## Data listing
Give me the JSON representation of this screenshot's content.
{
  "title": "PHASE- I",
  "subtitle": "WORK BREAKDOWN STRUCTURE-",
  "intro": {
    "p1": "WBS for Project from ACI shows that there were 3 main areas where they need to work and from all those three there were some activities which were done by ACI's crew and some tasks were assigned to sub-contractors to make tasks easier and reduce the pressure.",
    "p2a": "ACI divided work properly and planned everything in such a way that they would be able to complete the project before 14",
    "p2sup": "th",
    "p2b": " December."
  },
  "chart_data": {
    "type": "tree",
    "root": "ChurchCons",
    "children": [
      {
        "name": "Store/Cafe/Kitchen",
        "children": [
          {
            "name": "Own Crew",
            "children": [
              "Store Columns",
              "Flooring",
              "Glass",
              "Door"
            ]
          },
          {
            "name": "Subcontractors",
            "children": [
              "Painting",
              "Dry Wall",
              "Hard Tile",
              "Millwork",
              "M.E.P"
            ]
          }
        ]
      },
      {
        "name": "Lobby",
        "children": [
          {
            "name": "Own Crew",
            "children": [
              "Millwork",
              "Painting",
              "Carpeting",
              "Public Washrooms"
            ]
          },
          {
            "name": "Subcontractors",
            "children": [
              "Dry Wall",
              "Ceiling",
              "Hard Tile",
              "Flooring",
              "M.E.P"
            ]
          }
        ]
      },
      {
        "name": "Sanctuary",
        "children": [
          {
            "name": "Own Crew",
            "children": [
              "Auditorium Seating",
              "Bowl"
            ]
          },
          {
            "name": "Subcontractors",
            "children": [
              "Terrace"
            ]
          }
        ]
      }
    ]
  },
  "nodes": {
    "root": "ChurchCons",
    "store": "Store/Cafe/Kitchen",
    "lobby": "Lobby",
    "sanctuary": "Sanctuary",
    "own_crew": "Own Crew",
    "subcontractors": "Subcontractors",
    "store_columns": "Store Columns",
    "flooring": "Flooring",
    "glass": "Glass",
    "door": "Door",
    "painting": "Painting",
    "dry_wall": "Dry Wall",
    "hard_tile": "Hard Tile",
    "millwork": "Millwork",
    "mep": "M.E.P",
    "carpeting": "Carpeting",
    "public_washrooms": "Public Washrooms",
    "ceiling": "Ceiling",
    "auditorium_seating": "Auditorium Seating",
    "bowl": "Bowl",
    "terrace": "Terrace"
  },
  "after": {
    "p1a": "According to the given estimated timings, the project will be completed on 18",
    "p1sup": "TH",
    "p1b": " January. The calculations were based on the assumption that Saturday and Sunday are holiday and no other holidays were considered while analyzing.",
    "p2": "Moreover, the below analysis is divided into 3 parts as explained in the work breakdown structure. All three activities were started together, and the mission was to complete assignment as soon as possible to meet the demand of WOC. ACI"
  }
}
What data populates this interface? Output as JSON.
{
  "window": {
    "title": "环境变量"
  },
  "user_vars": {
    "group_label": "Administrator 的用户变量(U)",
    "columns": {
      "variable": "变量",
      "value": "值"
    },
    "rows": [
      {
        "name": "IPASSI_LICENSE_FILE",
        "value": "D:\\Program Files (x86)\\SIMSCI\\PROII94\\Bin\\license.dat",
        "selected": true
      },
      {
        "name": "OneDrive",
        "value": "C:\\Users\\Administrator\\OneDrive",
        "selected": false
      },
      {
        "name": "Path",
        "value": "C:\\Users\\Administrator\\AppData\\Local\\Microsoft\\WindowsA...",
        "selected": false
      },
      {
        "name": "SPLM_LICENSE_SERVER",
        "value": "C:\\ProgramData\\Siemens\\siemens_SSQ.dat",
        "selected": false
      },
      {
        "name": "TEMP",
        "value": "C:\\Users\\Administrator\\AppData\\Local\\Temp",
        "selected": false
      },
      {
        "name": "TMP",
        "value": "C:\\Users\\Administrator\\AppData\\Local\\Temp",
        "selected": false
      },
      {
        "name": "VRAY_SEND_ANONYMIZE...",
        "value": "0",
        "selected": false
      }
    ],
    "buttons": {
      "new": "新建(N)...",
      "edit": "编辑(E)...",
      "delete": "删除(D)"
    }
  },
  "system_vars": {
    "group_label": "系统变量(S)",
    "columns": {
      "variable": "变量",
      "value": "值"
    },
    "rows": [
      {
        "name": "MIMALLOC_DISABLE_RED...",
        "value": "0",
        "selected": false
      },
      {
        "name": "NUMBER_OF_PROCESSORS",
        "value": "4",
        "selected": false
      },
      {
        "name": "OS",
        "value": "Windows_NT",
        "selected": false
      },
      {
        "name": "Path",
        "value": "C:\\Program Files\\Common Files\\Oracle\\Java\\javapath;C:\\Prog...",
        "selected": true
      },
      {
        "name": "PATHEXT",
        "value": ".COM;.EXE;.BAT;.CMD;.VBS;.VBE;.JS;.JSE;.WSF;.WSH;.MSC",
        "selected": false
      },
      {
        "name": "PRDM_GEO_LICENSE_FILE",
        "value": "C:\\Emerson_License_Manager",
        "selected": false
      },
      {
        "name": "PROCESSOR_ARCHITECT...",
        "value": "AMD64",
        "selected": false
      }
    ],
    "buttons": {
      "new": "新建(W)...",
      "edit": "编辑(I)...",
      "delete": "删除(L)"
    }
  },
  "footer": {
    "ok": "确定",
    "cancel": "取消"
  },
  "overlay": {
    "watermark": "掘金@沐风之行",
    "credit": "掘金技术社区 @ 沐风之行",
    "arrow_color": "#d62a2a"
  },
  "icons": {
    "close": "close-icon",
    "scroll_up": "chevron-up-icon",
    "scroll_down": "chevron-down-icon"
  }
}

## Instruction
Retype the material above, line by line, exactly.

## Final result
Give me the JSON representation of this screenshot's content.
{
  "title": "PHASE- I",
  "subtitle": "WORK BREAKDOWN STRUCTURE-",
  "intro": {
    "p1": "WBS for Project from ACI shows that there were 3 main areas where they need to work and from all those three there were some activities which were done by ACI's crew and some tasks were assigned to sub-contractors to make tasks easier and reduce the pressure.",
    "p2a": "ACI divided work properly and planned everything in such a way that they would be able to complete the project before 14",
    "p2sup": "th",
    "p2b": " December."
  },
  "chart_data": {
    "type": "tree",
    "root": "ChurchCons",
    "children": [
      {
        "name": "Store/Cafe/Kitchen",
        "children": [
          {
            "name": "Own Crew",
            "children": [
              "Store Columns",
              "Flooring",
              "Glass",
              "Door"
            ]
          },
          {
            "name": "Subcontractors",
            "children": [
              "Painting",
              "Dry Wall",
              "Hard Tile",
              "Millwork",
              "M.E.P"
            ]
          }
        ]
      },
      {
        "name": "Lobby",
        "children": [
          {
            "name": "Own Crew",
            "children": [
              "Millwork",
              "Painting",
              "Carpeting",
              "Public Washrooms"
            ]
          },
          {
            "name": "Subcontractors",
            "children": [
              "Dry Wall",
              "Ceiling",
              "Hard Tile",
              "Flooring",
              "M.E.P"
            ]
          }
        ]
      },
      {
        "name": "Sanctuary",
        "children": [
          {
            "name": "Own Crew",
            "children": [
              "Auditorium Seating",
              "Bowl"
            ]
          },
          {
            "name": "Subcontractors",
            "children": [
              "Terrace"
            ]
          }
        ]
      }
    ]
  },
  "nodes": {
    "root": "ChurchCons",
    "store": "Store/Cafe/Kitchen",
    "lobby": "Lobby",
    "sanctuary": "Sanctuary",
    "own_crew": "Own Crew",
    "subcontractors": "Subcontractors",
    "store_columns": "Store Columns",
    "flooring": "Flooring",
    "glass": "Glass",
    "door": "Door",
    "painting": "Painting",
    "dry_wall": "Dry Wall",
    "hard_tile": "Hard Tile",
    "millwork": "Millwork",
    "mep": "M.E.P",
    "carpeting": "Carpeting",
    "public_washrooms": "Public Washrooms",
    "ceiling": "Ceiling",
    "auditorium_seating": "Auditorium Seating",
    "bowl": "Bowl",
    "terrace": "Terrace"
  },
  "after": {
    "p1a": "According to the given estimated timings, the project will be completed on 18",
    "p1sup": "TH",
    "p1b": " January. The calculations were based on the assumption that Saturday and Sunday are holiday and no other holidays were considered while analyzing.",
    "p2": "Moreover, the below analysis is divided into 3 parts as explained in the work breakdown structure. All three activities were started together, and the mission was to complete assignment as soon as possible to meet the demand of WOC. ACI"
  }
}
What data populates this interface? Output as JSON.
{
  "window": {
    "title": "环境变量"
  },
  "user_vars": {
    "group_label": "Administrator 的用户变量(U)",
    "columns": {
      "variable": "变量",
      "value": "值"
    },
    "rows": [
      {
        "name": "IPASSI_LICENSE_FILE",
        "value": "D:\\Program Files (x86)\\SIMSCI\\PROII94\\Bin\\license.dat",
        "selected": true
      },
      {
        "name": "OneDrive",
        "value": "C:\\Users\\Administrator\\OneDrive",
        "selected": false
      },
      {
        "name": "Path",
        "value": "C:\\Users\\Administrator\\AppData\\Local\\Microsoft\\WindowsA...",
        "selected": false
      },
      {
        "name": "SPLM_LICENSE_SERVER",
        "value": "C:\\ProgramData\\Siemens\\siemens_SSQ.dat",
        "selected": false
      },
      {
        "name": "TEMP",
        "value": "C:\\Users\\Administrator\\AppData\\Local\\Temp",
        "selected": false
      },
      {
        "name": "TMP",
        "value": "C:\\Users\\Administrator\\AppData\\Local\\Temp",
        "selected": false
      },
      {
        "name": "VRAY_SEND_ANONYMIZE...",
        "value": "0",
        "selected": false
      }
    ],
    "buttons": {
      "new": "新建(N)...",
      "edit": "编辑(E)...",
      "delete": "删除(D)"
    }
  },
  "system_vars": {
    "group_label": "系统变量(S)",
    "columns": {
      "variable": "变量",
      "value": "值"
    },
    "rows": [
      {
        "name": "MIMALLOC_DISABLE_RED...",
        "value": "0",
        "selected": false
      },
      {
        "name": "NUMBER_OF_PROCESSORS",
        "value": "4",
        "selected": false
      },
      {
        "name": "OS",
        "value": "Windows_NT",
        "selected": false
      },
      {
        "name": "Path",
        "value": "C:\\Program Files\\Common Files\\Oracle\\Java\\javapath;C:\\Prog...",
        "selected": true
      },
      {
        "name": "PATHEXT",
        "value": ".COM;.EXE;.BAT;.CMD;.VBS;.VBE;.JS;.JSE;.WSF;.WSH;.MSC",
        "selected": false
      },
      {
        "name": "PRDM_GEO_LICENSE_FILE",
        "value": "C:\\Emerson_License_Manager",
        "selected": false
      },
      {
        "name": "PROCESSOR_ARCHITECT...",
        "value": "AMD64",
        "selected": false
      }
    ],
    "buttons": {
      "new": "新建(W)...",
      "edit": "编辑(I)...",
      "delete": "删除(L)"
    }
  },
  "footer": {
    "ok": "确定",
    "cancel": "取消"
  },
  "overlay": {
    "watermark": "掘金@沐风之行",
    "credit": "掘金技术社区 @ 沐风之行",
    "arrow_color": "#d62a2a"
  },
  "icons": {
    "close": "close-icon",
    "scroll_up": "chevron-up-icon",
    "scroll_down": "chevron-down-icon"
  }
}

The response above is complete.